▼

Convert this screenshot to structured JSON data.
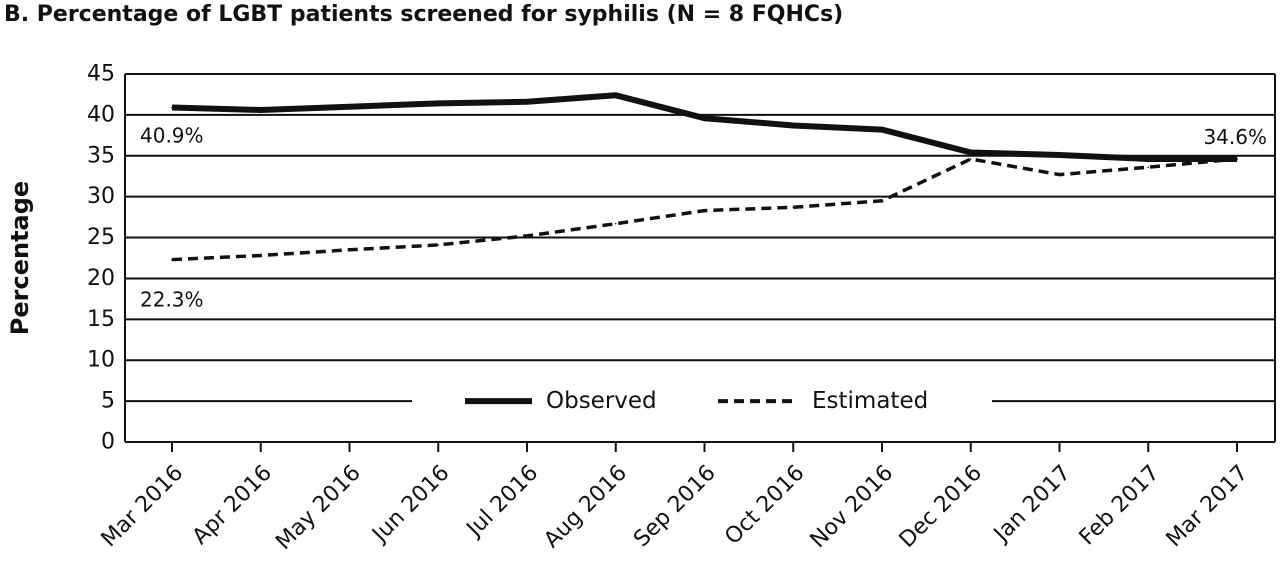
{
  "chart_data": {
    "type": "line",
    "title": "B. Percentage of LGBT patients screened for syphilis (N = 8 FQHCs)",
    "xlabel": "",
    "ylabel": "Percentage",
    "categories": [
      "Mar 2016",
      "Apr 2016",
      "May 2016",
      "Jun 2016",
      "Jul 2016",
      "Aug 2016",
      "Sep 2016",
      "Oct 2016",
      "Nov 2016",
      "Dec 2016",
      "Jan 2017",
      "Feb 2017",
      "Mar 2017"
    ],
    "ylim": [
      0,
      45
    ],
    "yticks": [
      0,
      5,
      10,
      15,
      20,
      25,
      30,
      35,
      40,
      45
    ],
    "grid": "horizontal",
    "series": [
      {
        "name": "Observed",
        "style": "solid",
        "values": [
          40.9,
          40.6,
          41.0,
          41.4,
          41.6,
          42.4,
          39.6,
          38.7,
          38.2,
          35.4,
          35.1,
          34.6,
          34.6
        ]
      },
      {
        "name": "Estimated",
        "style": "dashed",
        "values": [
          22.3,
          22.8,
          23.5,
          24.1,
          25.2,
          26.7,
          28.3,
          28.7,
          29.5,
          34.6,
          32.7,
          33.6,
          34.6
        ]
      }
    ],
    "annotations": [
      {
        "text": "40.9%",
        "series": 0,
        "index": 0
      },
      {
        "text": "22.3%",
        "series": 1,
        "index": 0
      },
      {
        "text": "34.6%",
        "series": 0,
        "index": 12
      }
    ],
    "legend_placement": "bottom-center",
    "colors": {
      "line": "#111111",
      "grid": "#111111",
      "background": "#ffffff"
    }
  }
}
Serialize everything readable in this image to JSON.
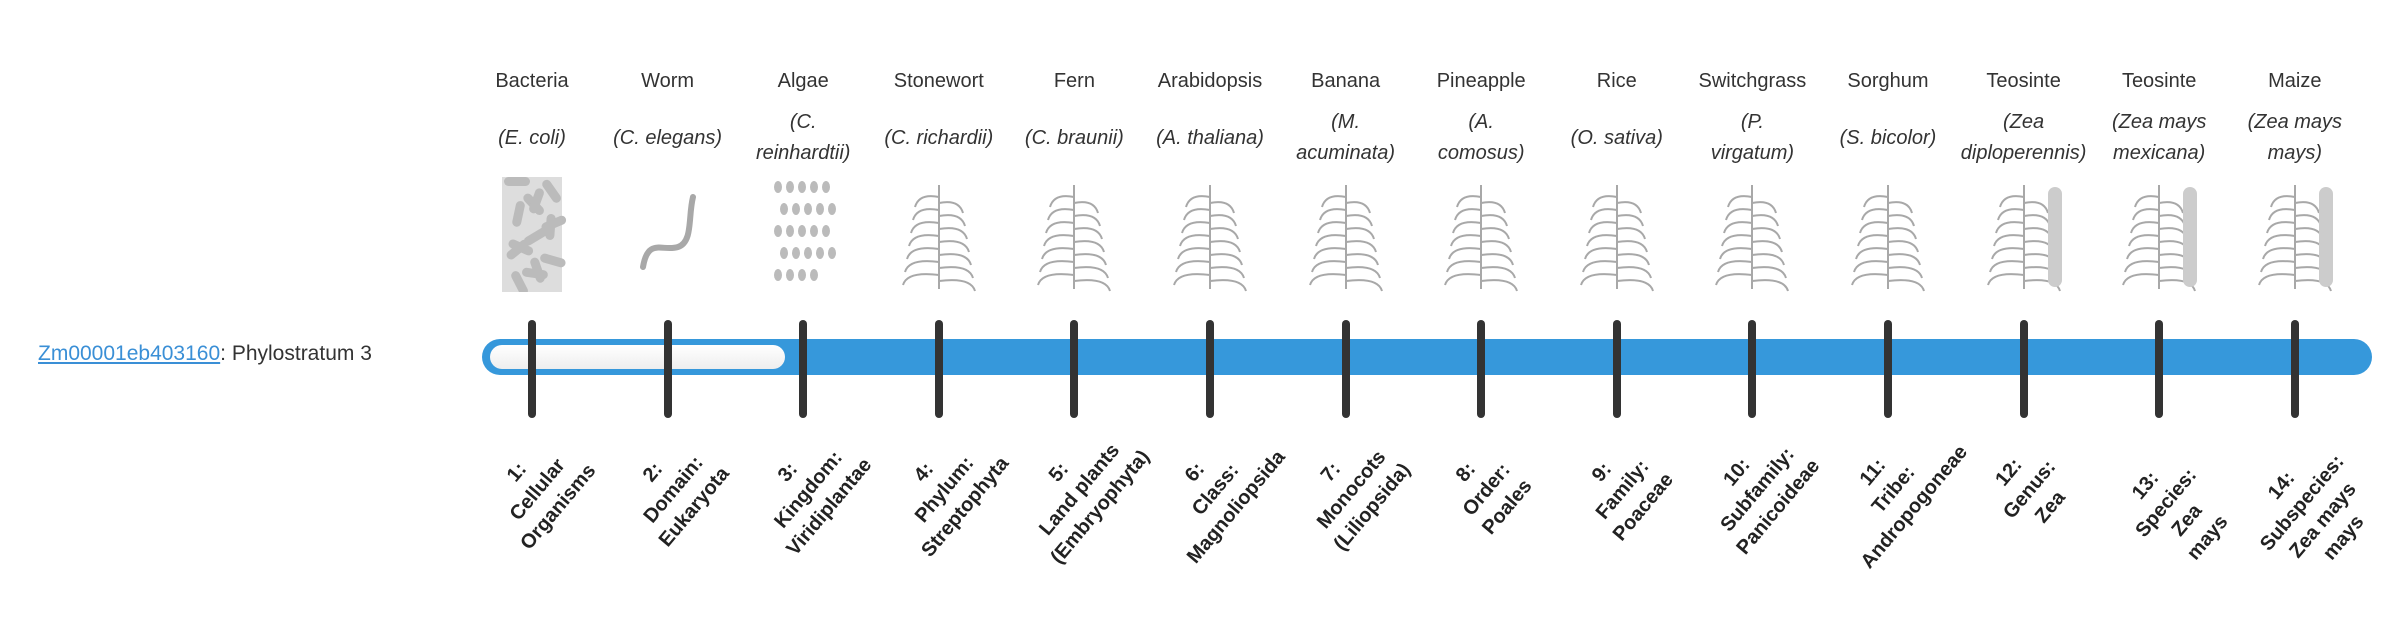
{
  "gene": {
    "id": "Zm00001eb403160",
    "suffix": ": Phylostratum 3",
    "stratum": 3
  },
  "colors": {
    "bar": "#3698db",
    "tick": "#333333",
    "link": "#3a8fd6"
  },
  "strata": [
    {
      "common": "Bacteria",
      "scientific": "(E. coli)",
      "icon": "bacteria-illustration",
      "label": "1:\nCellular\nOrganisms"
    },
    {
      "common": "Worm",
      "scientific": "(C. elegans)",
      "icon": "worm-illustration",
      "label": "2:\nDomain:\nEukaryota"
    },
    {
      "common": "Algae",
      "scientific": "(C.\nreinhardtii)",
      "icon": "algae-illustration",
      "label": "3:\nKingdom:\nViridiplantae"
    },
    {
      "common": "Stonewort",
      "scientific": "(C. richardii)",
      "icon": "stonewort-illustration",
      "label": "4:\nPhylum:\nStreptophyta"
    },
    {
      "common": "Fern",
      "scientific": "(C. braunii)",
      "icon": "fern-illustration",
      "label": "5:\nLand plants\n(Embryophyta)"
    },
    {
      "common": "Arabidopsis",
      "scientific": "(A. thaliana)",
      "icon": "arabidopsis-illustration",
      "label": "6:\nClass:\nMagnoliopsida"
    },
    {
      "common": "Banana",
      "scientific": "(M.\nacuminata)",
      "icon": "banana-illustration",
      "label": "7:\nMonocots\n(Liliopsida)"
    },
    {
      "common": "Pineapple",
      "scientific": "(A.\ncomosus)",
      "icon": "pineapple-illustration",
      "label": "8:\nOrder:\nPoales"
    },
    {
      "common": "Rice",
      "scientific": "(O. sativa)",
      "icon": "rice-illustration",
      "label": "9:\nFamily:\nPoaceae"
    },
    {
      "common": "Switchgrass",
      "scientific": "(P.\nvirgatum)",
      "icon": "switchgrass-illustration",
      "label": "10:\nSubfamily:\nPanicoideae"
    },
    {
      "common": "Sorghum",
      "scientific": "(S. bicolor)",
      "icon": "sorghum-illustration",
      "label": "11:\nTribe:\nAndropogoneae"
    },
    {
      "common": "Teosinte",
      "scientific": "(Zea\ndiploperennis)",
      "icon": "teosinte-illustration",
      "label": "12:\nGenus:\nZea"
    },
    {
      "common": "Teosinte",
      "scientific": "(Zea mays\nmexicana)",
      "icon": "teosinte-illustration",
      "label": "13:\nSpecies:\nZea\nmays"
    },
    {
      "common": "Maize",
      "scientific": "(Zea mays\nmays)",
      "icon": "maize-illustration",
      "label": "14:\nSubspecies:\nZea mays\nmays"
    }
  ]
}
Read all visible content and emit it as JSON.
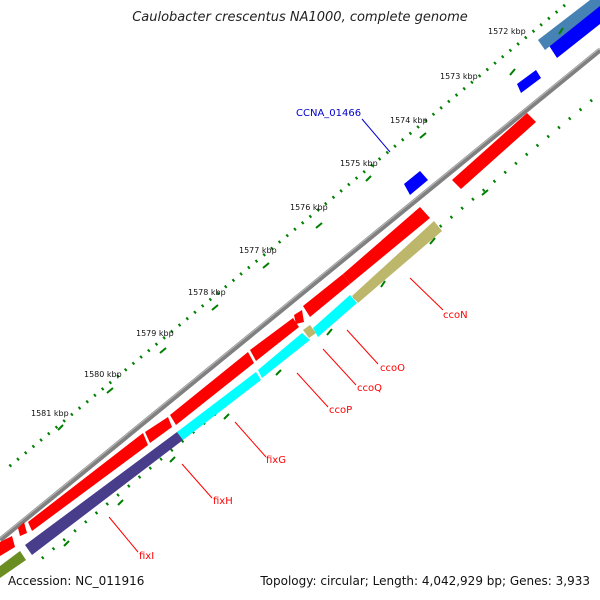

▲

(PROBLEM)
The expected output is every record above, copied exactly, without pictures.

(YOUR SOLUTION)
Convert this screenshot to structured JSON data.
{
  "chart_data": {
    "type": "line",
    "title": "B. Percentage of LGBT patients screened for syphilis (N = 8 FQHCs)",
    "xlabel": "",
    "ylabel": "Percentage",
    "categories": [
      "Mar 2016",
      "Apr 2016",
      "May 2016",
      "Jun 2016",
      "Jul 2016",
      "Aug 2016",
      "Sep 2016",
      "Oct 2016",
      "Nov 2016",
      "Dec 2016",
      "Jan 2017",
      "Feb 2017",
      "Mar 2017"
    ],
    "ylim": [
      0,
      45
    ],
    "yticks": [
      0,
      5,
      10,
      15,
      20,
      25,
      30,
      35,
      40,
      45
    ],
    "grid": "horizontal",
    "series": [
      {
        "name": "Observed",
        "style": "solid",
        "values": [
          40.9,
          40.6,
          41.0,
          41.4,
          41.6,
          42.4,
          39.6,
          38.7,
          38.2,
          35.4,
          35.1,
          34.6,
          34.6
        ]
      },
      {
        "name": "Estimated",
        "style": "dashed",
        "values": [
          22.3,
          22.8,
          23.5,
          24.1,
          25.2,
          26.7,
          28.3,
          28.7,
          29.5,
          34.6,
          32.7,
          33.6,
          34.6
        ]
      }
    ],
    "annotations": [
      {
        "text": "40.9%",
        "series": 0,
        "index": 0
      },
      {
        "text": "22.3%",
        "series": 1,
        "index": 0
      },
      {
        "text": "34.6%",
        "series": 0,
        "index": 12
      }
    ],
    "legend_placement": "bottom-center",
    "colors": {
      "line": "#111111",
      "grid": "#111111",
      "background": "#ffffff"
    }
  }
}
Serialize everything readable in this image to JSON.
{
  "gene": {
    "id": "Zm00001eb403160",
    "suffix": ": Phylostratum 3",
    "stratum": 3
  },
  "colors": {
    "bar": "#3698db",
    "tick": "#333333",
    "link": "#3a8fd6"
  },
  "strata": [
    {
      "common": "Bacteria",
      "scientific": "(E. coli)",
      "icon": "bacteria-illustration",
      "label": "1:\nCellular\nOrganisms"
    },
    {
      "common": "Worm",
      "scientific": "(C. elegans)",
      "icon": "worm-illustration",
      "label": "2:\nDomain:\nEukaryota"
    },
    {
      "common": "Algae",
      "scientific": "(C.\nreinhardtii)",
      "icon": "algae-illustration",
      "label": "3:\nKingdom:\nViridiplantae"
    },
    {
      "common": "Stonewort",
      "scientific": "(C. richardii)",
      "icon": "stonewort-illustration",
      "label": "4:\nPhylum:\nStreptophyta"
    },
    {
      "common": "Fern",
      "scientific": "(C. braunii)",
      "icon": "fern-illustration",
      "label": "5:\nLand plants\n(Embryophyta)"
    },
    {
      "common": "Arabidopsis",
      "scientific": "(A. thaliana)",
      "icon": "arabidopsis-illustration",
      "label": "6:\nClass:\nMagnoliopsida"
    },
    {
      "common": "Banana",
      "scientific": "(M.\nacuminata)",
      "icon": "banana-illustration",
      "label": "7:\nMonocots\n(Liliopsida)"
    },
    {
      "common": "Pineapple",
      "scientific": "(A.\ncomosus)",
      "icon": "pineapple-illustration",
      "label": "8:\nOrder:\nPoales"
    },
    {
      "common": "Rice",
      "scientific": "(O. sativa)",
      "icon": "rice-illustration",
      "label": "9:\nFamily:\nPoaceae"
    },
    {
      "common": "Switchgrass",
      "scientific": "(P.\nvirgatum)",
      "icon": "switchgrass-illustration",
      "label": "10:\nSubfamily:\nPanicoideae"
    },
    {
      "common": "Sorghum",
      "scientific": "(S. bicolor)",
      "icon": "sorghum-illustration",
      "label": "11:\nTribe:\nAndropogoneae"
    },
    {
      "common": "Teosinte",
      "scientific": "(Zea\ndiploperennis)",
      "icon": "teosinte-illustration",
      "label": "12:\nGenus:\nZea"
    },
    {
      "common": "Teosinte",
      "scientific": "(Zea mays\nmexicana)",
      "icon": "teosinte-illustration",
      "label": "13:\nSpecies:\nZea\nmays"
    },
    {
      "common": "Maize",
      "scientific": "(Zea mays\nmays)",
      "icon": "maize-illustration",
      "label": "14:\nSubspecies:\nZea mays\nmays"
    }
  ]
}
Read all visible content and emit it as JSON.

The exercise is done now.